§ Stated task: Do not copy the pictures; transcribe all other material exactly.

(Extracted data entries)
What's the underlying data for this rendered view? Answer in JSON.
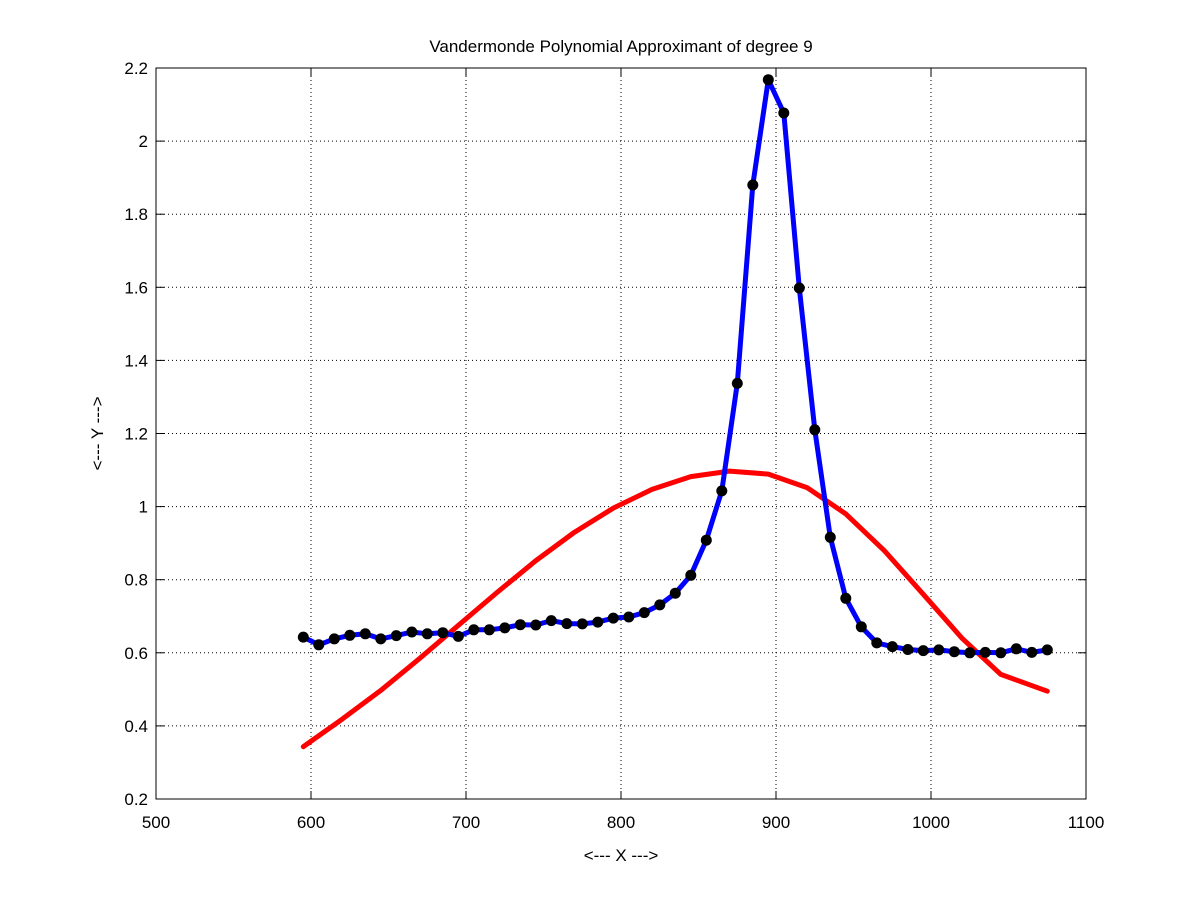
{
  "chart_data": {
    "type": "line",
    "title": "Vandermonde Polynomial Approximant of degree 9",
    "xlabel": "<--- X --->",
    "ylabel": "<--- Y --->",
    "xlim": [
      500,
      1100
    ],
    "ylim": [
      0.2,
      2.2
    ],
    "xticks": [
      500,
      600,
      700,
      800,
      900,
      1000,
      1100
    ],
    "xtick_labels": [
      "500",
      "600",
      "700",
      "800",
      "900",
      "1000",
      "1100"
    ],
    "yticks": [
      0.2,
      0.4,
      0.6,
      0.8,
      1.0,
      1.2,
      1.4,
      1.6,
      1.8,
      2.0,
      2.2
    ],
    "ytick_labels": [
      "0.2",
      "0.4",
      "0.6",
      "0.8",
      "1",
      "1.2",
      "1.4",
      "1.6",
      "1.8",
      "2",
      "2.2"
    ],
    "grid": true,
    "series": [
      {
        "color": "#0000ff",
        "style": "line-with-markers",
        "marker_color": "#000000",
        "x": [
          595,
          605,
          615,
          625,
          635,
          645,
          655,
          665,
          675,
          685,
          695,
          705,
          715,
          725,
          735,
          745,
          755,
          765,
          775,
          785,
          795,
          805,
          815,
          825,
          835,
          845,
          855,
          865,
          875,
          885,
          895,
          905,
          915,
          925,
          935,
          945,
          955,
          965,
          975,
          985,
          995,
          1005,
          1015,
          1025,
          1035,
          1045,
          1055,
          1065,
          1075
        ],
        "y": [
          0.643,
          0.622,
          0.638,
          0.648,
          0.652,
          0.638,
          0.647,
          0.657,
          0.652,
          0.655,
          0.645,
          0.663,
          0.663,
          0.668,
          0.677,
          0.676,
          0.688,
          0.68,
          0.679,
          0.684,
          0.695,
          0.698,
          0.71,
          0.731,
          0.763,
          0.812,
          0.908,
          1.043,
          1.337,
          1.88,
          2.168,
          2.077,
          1.598,
          1.21,
          0.916,
          0.749,
          0.671,
          0.627,
          0.617,
          0.609,
          0.606,
          0.608,
          0.603,
          0.6,
          0.601,
          0.6,
          0.611,
          0.601,
          0.608
        ]
      },
      {
        "color": "#ff0000",
        "style": "line",
        "x": [
          595,
          620,
          645,
          670,
          695,
          720,
          745,
          770,
          795,
          820,
          845,
          870,
          895,
          920,
          945,
          970,
          995,
          1020,
          1045,
          1075
        ],
        "y": [
          0.343,
          0.418,
          0.497,
          0.584,
          0.675,
          0.765,
          0.852,
          0.93,
          0.996,
          1.047,
          1.082,
          1.097,
          1.089,
          1.052,
          0.98,
          0.879,
          0.76,
          0.64,
          0.541,
          0.495
        ]
      }
    ]
  }
}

§ Task response:
What's the underlying data for this rendered view? Answer in JSON.
{
  "chart_data": {
    "type": "line",
    "title": "Vandermonde Polynomial Approximant of degree 9",
    "xlabel": "<--- X --->",
    "ylabel": "<--- Y --->",
    "xlim": [
      500,
      1100
    ],
    "ylim": [
      0.2,
      2.2
    ],
    "xticks": [
      500,
      600,
      700,
      800,
      900,
      1000,
      1100
    ],
    "xtick_labels": [
      "500",
      "600",
      "700",
      "800",
      "900",
      "1000",
      "1100"
    ],
    "yticks": [
      0.2,
      0.4,
      0.6,
      0.8,
      1.0,
      1.2,
      1.4,
      1.6,
      1.8,
      2.0,
      2.2
    ],
    "ytick_labels": [
      "0.2",
      "0.4",
      "0.6",
      "0.8",
      "1",
      "1.2",
      "1.4",
      "1.6",
      "1.8",
      "2",
      "2.2"
    ],
    "grid": true,
    "series": [
      {
        "color": "#0000ff",
        "style": "line-with-markers",
        "marker_color": "#000000",
        "x": [
          595,
          605,
          615,
          625,
          635,
          645,
          655,
          665,
          675,
          685,
          695,
          705,
          715,
          725,
          735,
          745,
          755,
          765,
          775,
          785,
          795,
          805,
          815,
          825,
          835,
          845,
          855,
          865,
          875,
          885,
          895,
          905,
          915,
          925,
          935,
          945,
          955,
          965,
          975,
          985,
          995,
          1005,
          1015,
          1025,
          1035,
          1045,
          1055,
          1065,
          1075
        ],
        "y": [
          0.643,
          0.622,
          0.638,
          0.648,
          0.652,
          0.638,
          0.647,
          0.657,
          0.652,
          0.655,
          0.645,
          0.663,
          0.663,
          0.668,
          0.677,
          0.676,
          0.688,
          0.68,
          0.679,
          0.684,
          0.695,
          0.698,
          0.71,
          0.731,
          0.763,
          0.812,
          0.908,
          1.043,
          1.337,
          1.88,
          2.168,
          2.077,
          1.598,
          1.21,
          0.916,
          0.749,
          0.671,
          0.627,
          0.617,
          0.609,
          0.606,
          0.608,
          0.603,
          0.6,
          0.601,
          0.6,
          0.611,
          0.601,
          0.608
        ]
      },
      {
        "color": "#ff0000",
        "style": "line",
        "x": [
          595,
          620,
          645,
          670,
          695,
          720,
          745,
          770,
          795,
          820,
          845,
          870,
          895,
          920,
          945,
          970,
          995,
          1020,
          1045,
          1075
        ],
        "y": [
          0.343,
          0.418,
          0.497,
          0.584,
          0.675,
          0.765,
          0.852,
          0.93,
          0.996,
          1.047,
          1.082,
          1.097,
          1.089,
          1.052,
          0.98,
          0.879,
          0.76,
          0.64,
          0.541,
          0.495
        ]
      }
    ]
  }
}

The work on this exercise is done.